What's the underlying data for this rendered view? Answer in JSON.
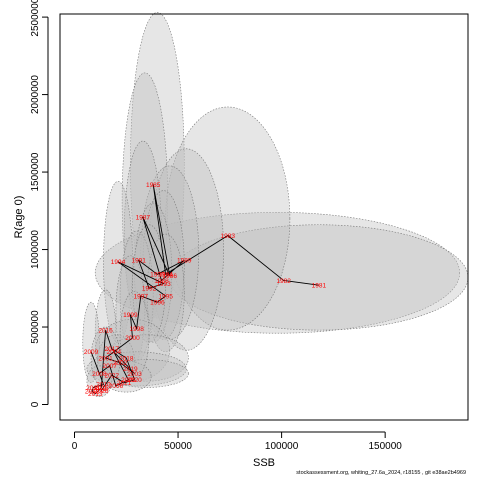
{
  "chart_data": {
    "type": "scatter",
    "xlabel": "SSB",
    "ylabel": "R(age 0)",
    "xlim": [
      -7000,
      190000
    ],
    "ylim": [
      -100000,
      2520000
    ],
    "x_ticks": [
      0,
      50000,
      100000,
      150000
    ],
    "x_tick_labels": [
      "0",
      "50000",
      "100000",
      "150000"
    ],
    "y_ticks": [
      0,
      500000,
      1000000,
      1500000,
      2000000,
      2500000
    ],
    "y_tick_labels": [
      "0",
      "500000",
      "1000000",
      "1500000",
      "2000000",
      "2500000"
    ],
    "grid": false,
    "colors": {
      "label": "#ff0000",
      "path": "#000000",
      "ellipse_fill": "#bdbdbd",
      "ellipse_stroke": "#777777"
    },
    "points": [
      {
        "year": "1981",
        "x": 118000,
        "y": 770000
      },
      {
        "year": "1982",
        "x": 101000,
        "y": 800000
      },
      {
        "year": "1983",
        "x": 74000,
        "y": 1090000
      },
      {
        "year": "1984",
        "x": 44000,
        "y": 840000
      },
      {
        "year": "1985",
        "x": 38000,
        "y": 1420000
      },
      {
        "year": "1986",
        "x": 46000,
        "y": 830000
      },
      {
        "year": "1987",
        "x": 33000,
        "y": 1210000
      },
      {
        "year": "1988",
        "x": 42000,
        "y": 800000
      },
      {
        "year": "1989",
        "x": 53000,
        "y": 930000
      },
      {
        "year": "1990",
        "x": 40000,
        "y": 840000
      },
      {
        "year": "1991",
        "x": 31000,
        "y": 930000
      },
      {
        "year": "1992",
        "x": 36000,
        "y": 750000
      },
      {
        "year": "1993",
        "x": 43000,
        "y": 780000
      },
      {
        "year": "1994",
        "x": 21000,
        "y": 920000
      },
      {
        "year": "1995",
        "x": 44000,
        "y": 700000
      },
      {
        "year": "1996",
        "x": 40000,
        "y": 660000
      },
      {
        "year": "1997",
        "x": 32000,
        "y": 700000
      },
      {
        "year": "1998",
        "x": 30000,
        "y": 490000
      },
      {
        "year": "1999",
        "x": 27000,
        "y": 580000
      },
      {
        "year": "2000",
        "x": 28000,
        "y": 430000
      },
      {
        "year": "2001",
        "x": 15000,
        "y": 300000
      },
      {
        "year": "2002",
        "x": 22000,
        "y": 270000
      },
      {
        "year": "2003",
        "x": 29000,
        "y": 200000
      },
      {
        "year": "2004",
        "x": 19000,
        "y": 340000
      },
      {
        "year": "2005",
        "x": 26000,
        "y": 160000
      },
      {
        "year": "2006",
        "x": 20000,
        "y": 120000
      },
      {
        "year": "2007",
        "x": 17000,
        "y": 250000
      },
      {
        "year": "2008",
        "x": 12000,
        "y": 200000
      },
      {
        "year": "2009",
        "x": 8000,
        "y": 340000
      },
      {
        "year": "2010",
        "x": 14000,
        "y": 130000
      },
      {
        "year": "2011",
        "x": 9000,
        "y": 110000
      },
      {
        "year": "2012",
        "x": 8500,
        "y": 85000
      },
      {
        "year": "2013",
        "x": 10000,
        "y": 70000
      },
      {
        "year": "2014",
        "x": 12000,
        "y": 95000
      },
      {
        "year": "2015",
        "x": 13000,
        "y": 110000
      },
      {
        "year": "2016",
        "x": 15000,
        "y": 480000
      },
      {
        "year": "2017",
        "x": 18000,
        "y": 360000
      },
      {
        "year": "2018",
        "x": 25000,
        "y": 300000
      },
      {
        "year": "2019",
        "x": 27000,
        "y": 230000
      },
      {
        "year": "2020",
        "x": 29000,
        "y": 160000
      },
      {
        "year": "2021",
        "x": 24000,
        "y": 140000
      },
      {
        "year": "2022",
        "x": 18000,
        "y": 190000
      },
      {
        "year": "2023",
        "x": 13000,
        "y": 90000
      }
    ],
    "ellipses": [
      {
        "cx": 40000,
        "cy": 1550000,
        "rx": 13000,
        "ry": 980000,
        "angle": 0
      },
      {
        "cx": 34000,
        "cy": 1320000,
        "rx": 11000,
        "ry": 820000,
        "angle": 0
      },
      {
        "cx": 98000,
        "cy": 850000,
        "rx": 88000,
        "ry": 390000,
        "angle": 0
      },
      {
        "cx": 118000,
        "cy": 820000,
        "rx": 72000,
        "ry": 340000,
        "angle": 0
      },
      {
        "cx": 74000,
        "cy": 1200000,
        "rx": 30000,
        "ry": 720000,
        "angle": 0
      },
      {
        "cx": 54000,
        "cy": 1000000,
        "rx": 18000,
        "ry": 650000,
        "angle": 0
      },
      {
        "cx": 46000,
        "cy": 980000,
        "rx": 14000,
        "ry": 560000,
        "angle": 0
      },
      {
        "cx": 33000,
        "cy": 1100000,
        "rx": 9000,
        "ry": 600000,
        "angle": 0
      },
      {
        "cx": 21000,
        "cy": 920000,
        "rx": 7000,
        "ry": 520000,
        "angle": 0
      },
      {
        "cx": 43000,
        "cy": 900000,
        "rx": 10000,
        "ry": 480000,
        "angle": 0
      },
      {
        "cx": 38000,
        "cy": 850000,
        "rx": 9000,
        "ry": 450000,
        "angle": 0
      },
      {
        "cx": 30000,
        "cy": 700000,
        "rx": 8000,
        "ry": 420000,
        "angle": 0
      },
      {
        "cx": 27000,
        "cy": 600000,
        "rx": 7000,
        "ry": 360000,
        "angle": 0
      },
      {
        "cx": 44000,
        "cy": 720000,
        "rx": 9000,
        "ry": 380000,
        "angle": 0
      },
      {
        "cx": 36000,
        "cy": 780000,
        "rx": 8000,
        "ry": 380000,
        "angle": 0
      },
      {
        "cx": 15000,
        "cy": 470000,
        "rx": 5000,
        "ry": 270000,
        "angle": 0
      },
      {
        "cx": 8000,
        "cy": 400000,
        "rx": 4000,
        "ry": 260000,
        "angle": 0
      },
      {
        "cx": 28000,
        "cy": 350000,
        "rx": 18000,
        "ry": 200000,
        "angle": 0
      },
      {
        "cx": 35000,
        "cy": 300000,
        "rx": 20000,
        "ry": 150000,
        "angle": 0
      },
      {
        "cx": 30000,
        "cy": 230000,
        "rx": 24000,
        "ry": 110000,
        "angle": 0
      },
      {
        "cx": 35000,
        "cy": 200000,
        "rx": 20000,
        "ry": 90000,
        "angle": 0
      },
      {
        "cx": 20000,
        "cy": 280000,
        "rx": 9000,
        "ry": 170000,
        "angle": 0
      },
      {
        "cx": 25000,
        "cy": 180000,
        "rx": 12000,
        "ry": 100000,
        "angle": 0
      },
      {
        "cx": 12000,
        "cy": 150000,
        "rx": 6000,
        "ry": 100000,
        "angle": 0
      },
      {
        "cx": 15000,
        "cy": 300000,
        "rx": 7000,
        "ry": 200000,
        "angle": 0
      },
      {
        "cx": 29000,
        "cy": 450000,
        "rx": 7000,
        "ry": 280000,
        "angle": 0
      }
    ]
  },
  "footnote": "stockassessment.org, whiting_27.6a_2024, r18155 , git e38ae2b4969"
}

> _WHAT IS NEEDED_
Pictures are not part of the copy; reproduce everything else in the records exactly.

> _PROBLEM SOLUTION_
What's the underlying data for this rendered view? Answer in JSON.
{
  "chart_data": {
    "type": "scatter",
    "xlabel": "SSB",
    "ylabel": "R(age 0)",
    "xlim": [
      -7000,
      190000
    ],
    "ylim": [
      -100000,
      2520000
    ],
    "x_ticks": [
      0,
      50000,
      100000,
      150000
    ],
    "x_tick_labels": [
      "0",
      "50000",
      "100000",
      "150000"
    ],
    "y_ticks": [
      0,
      500000,
      1000000,
      1500000,
      2000000,
      2500000
    ],
    "y_tick_labels": [
      "0",
      "500000",
      "1000000",
      "1500000",
      "2000000",
      "2500000"
    ],
    "grid": false,
    "colors": {
      "label": "#ff0000",
      "path": "#000000",
      "ellipse_fill": "#bdbdbd",
      "ellipse_stroke": "#777777"
    },
    "points": [
      {
        "year": "1981",
        "x": 118000,
        "y": 770000
      },
      {
        "year": "1982",
        "x": 101000,
        "y": 800000
      },
      {
        "year": "1983",
        "x": 74000,
        "y": 1090000
      },
      {
        "year": "1984",
        "x": 44000,
        "y": 840000
      },
      {
        "year": "1985",
        "x": 38000,
        "y": 1420000
      },
      {
        "year": "1986",
        "x": 46000,
        "y": 830000
      },
      {
        "year": "1987",
        "x": 33000,
        "y": 1210000
      },
      {
        "year": "1988",
        "x": 42000,
        "y": 800000
      },
      {
        "year": "1989",
        "x": 53000,
        "y": 930000
      },
      {
        "year": "1990",
        "x": 40000,
        "y": 840000
      },
      {
        "year": "1991",
        "x": 31000,
        "y": 930000
      },
      {
        "year": "1992",
        "x": 36000,
        "y": 750000
      },
      {
        "year": "1993",
        "x": 43000,
        "y": 780000
      },
      {
        "year": "1994",
        "x": 21000,
        "y": 920000
      },
      {
        "year": "1995",
        "x": 44000,
        "y": 700000
      },
      {
        "year": "1996",
        "x": 40000,
        "y": 660000
      },
      {
        "year": "1997",
        "x": 32000,
        "y": 700000
      },
      {
        "year": "1998",
        "x": 30000,
        "y": 490000
      },
      {
        "year": "1999",
        "x": 27000,
        "y": 580000
      },
      {
        "year": "2000",
        "x": 28000,
        "y": 430000
      },
      {
        "year": "2001",
        "x": 15000,
        "y": 300000
      },
      {
        "year": "2002",
        "x": 22000,
        "y": 270000
      },
      {
        "year": "2003",
        "x": 29000,
        "y": 200000
      },
      {
        "year": "2004",
        "x": 19000,
        "y": 340000
      },
      {
        "year": "2005",
        "x": 26000,
        "y": 160000
      },
      {
        "year": "2006",
        "x": 20000,
        "y": 120000
      },
      {
        "year": "2007",
        "x": 17000,
        "y": 250000
      },
      {
        "year": "2008",
        "x": 12000,
        "y": 200000
      },
      {
        "year": "2009",
        "x": 8000,
        "y": 340000
      },
      {
        "year": "2010",
        "x": 14000,
        "y": 130000
      },
      {
        "year": "2011",
        "x": 9000,
        "y": 110000
      },
      {
        "year": "2012",
        "x": 8500,
        "y": 85000
      },
      {
        "year": "2013",
        "x": 10000,
        "y": 70000
      },
      {
        "year": "2014",
        "x": 12000,
        "y": 95000
      },
      {
        "year": "2015",
        "x": 13000,
        "y": 110000
      },
      {
        "year": "2016",
        "x": 15000,
        "y": 480000
      },
      {
        "year": "2017",
        "x": 18000,
        "y": 360000
      },
      {
        "year": "2018",
        "x": 25000,
        "y": 300000
      },
      {
        "year": "2019",
        "x": 27000,
        "y": 230000
      },
      {
        "year": "2020",
        "x": 29000,
        "y": 160000
      },
      {
        "year": "2021",
        "x": 24000,
        "y": 140000
      },
      {
        "year": "2022",
        "x": 18000,
        "y": 190000
      },
      {
        "year": "2023",
        "x": 13000,
        "y": 90000
      }
    ],
    "ellipses": [
      {
        "cx": 40000,
        "cy": 1550000,
        "rx": 13000,
        "ry": 980000,
        "angle": 0
      },
      {
        "cx": 34000,
        "cy": 1320000,
        "rx": 11000,
        "ry": 820000,
        "angle": 0
      },
      {
        "cx": 98000,
        "cy": 850000,
        "rx": 88000,
        "ry": 390000,
        "angle": 0
      },
      {
        "cx": 118000,
        "cy": 820000,
        "rx": 72000,
        "ry": 340000,
        "angle": 0
      },
      {
        "cx": 74000,
        "cy": 1200000,
        "rx": 30000,
        "ry": 720000,
        "angle": 0
      },
      {
        "cx": 54000,
        "cy": 1000000,
        "rx": 18000,
        "ry": 650000,
        "angle": 0
      },
      {
        "cx": 46000,
        "cy": 980000,
        "rx": 14000,
        "ry": 560000,
        "angle": 0
      },
      {
        "cx": 33000,
        "cy": 1100000,
        "rx": 9000,
        "ry": 600000,
        "angle": 0
      },
      {
        "cx": 21000,
        "cy": 920000,
        "rx": 7000,
        "ry": 520000,
        "angle": 0
      },
      {
        "cx": 43000,
        "cy": 900000,
        "rx": 10000,
        "ry": 480000,
        "angle": 0
      },
      {
        "cx": 38000,
        "cy": 850000,
        "rx": 9000,
        "ry": 450000,
        "angle": 0
      },
      {
        "cx": 30000,
        "cy": 700000,
        "rx": 8000,
        "ry": 420000,
        "angle": 0
      },
      {
        "cx": 27000,
        "cy": 600000,
        "rx": 7000,
        "ry": 360000,
        "angle": 0
      },
      {
        "cx": 44000,
        "cy": 720000,
        "rx": 9000,
        "ry": 380000,
        "angle": 0
      },
      {
        "cx": 36000,
        "cy": 780000,
        "rx": 8000,
        "ry": 380000,
        "angle": 0
      },
      {
        "cx": 15000,
        "cy": 470000,
        "rx": 5000,
        "ry": 270000,
        "angle": 0
      },
      {
        "cx": 8000,
        "cy": 400000,
        "rx": 4000,
        "ry": 260000,
        "angle": 0
      },
      {
        "cx": 28000,
        "cy": 350000,
        "rx": 18000,
        "ry": 200000,
        "angle": 0
      },
      {
        "cx": 35000,
        "cy": 300000,
        "rx": 20000,
        "ry": 150000,
        "angle": 0
      },
      {
        "cx": 30000,
        "cy": 230000,
        "rx": 24000,
        "ry": 110000,
        "angle": 0
      },
      {
        "cx": 35000,
        "cy": 200000,
        "rx": 20000,
        "ry": 90000,
        "angle": 0
      },
      {
        "cx": 20000,
        "cy": 280000,
        "rx": 9000,
        "ry": 170000,
        "angle": 0
      },
      {
        "cx": 25000,
        "cy": 180000,
        "rx": 12000,
        "ry": 100000,
        "angle": 0
      },
      {
        "cx": 12000,
        "cy": 150000,
        "rx": 6000,
        "ry": 100000,
        "angle": 0
      },
      {
        "cx": 15000,
        "cy": 300000,
        "rx": 7000,
        "ry": 200000,
        "angle": 0
      },
      {
        "cx": 29000,
        "cy": 450000,
        "rx": 7000,
        "ry": 280000,
        "angle": 0
      }
    ]
  },
  "footnote": "stockassessment.org, whiting_27.6a_2024, r18155 , git e38ae2b4969"
}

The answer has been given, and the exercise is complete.